> **Your objective**
Without changing a character, return the entries, but not the images they hold.

□ □ □ □ □ □ □

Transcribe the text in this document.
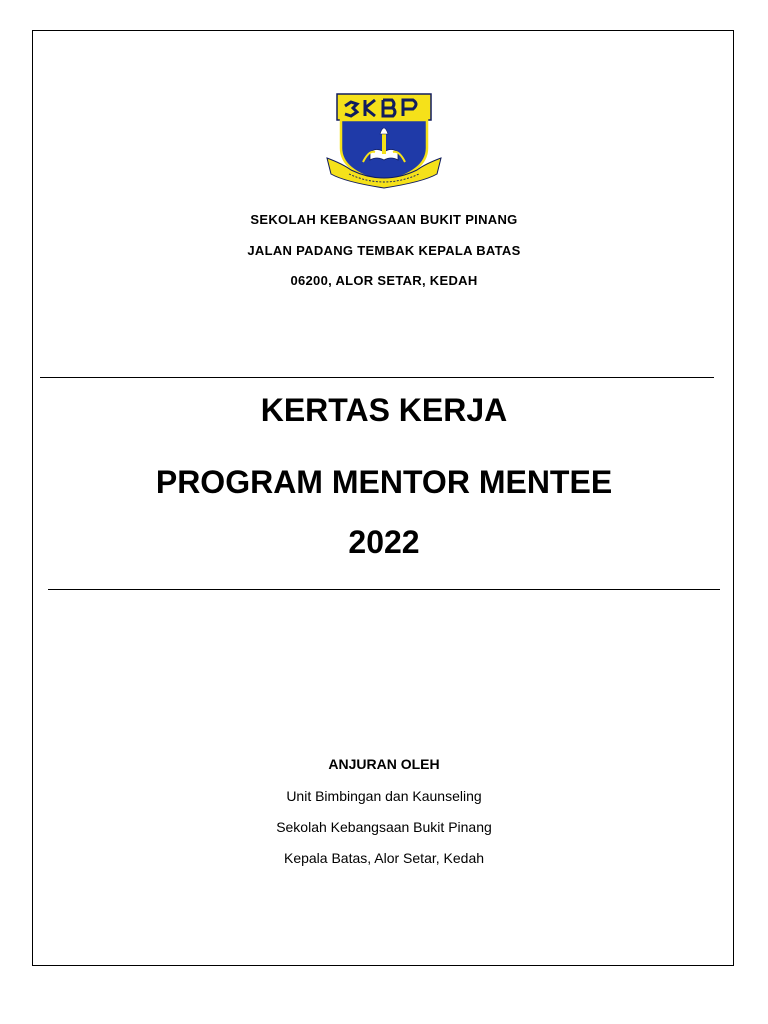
SEKOLAH KEBANGSAAN BUKIT PINANG
JALAN PADANG TEMBAK KEPALA BATAS
06200, ALOR SETAR, KEDAH
KERTAS KERJA
PROGRAM MENTOR MENTEE
2022
ANJURAN OLEH
Unit Bimbingan dan Kaunseling
Sekolah Kebangsaan Bukit Pinang
Kepala Batas, Alor Setar, Kedah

□ □ □ □ □ □ □

> **Solved exercise**
Transcribe the text in this document.
SEKOLAH KEBANGSAAN BUKIT PINANG
JALAN PADANG TEMBAK KEPALA BATAS
06200, ALOR SETAR, KEDAH
KERTAS KERJA
PROGRAM MENTOR MENTEE
2022
ANJURAN OLEH
Unit Bimbingan dan Kaunseling
Sekolah Kebangsaan Bukit Pinang
Kepala Batas, Alor Setar, Kedah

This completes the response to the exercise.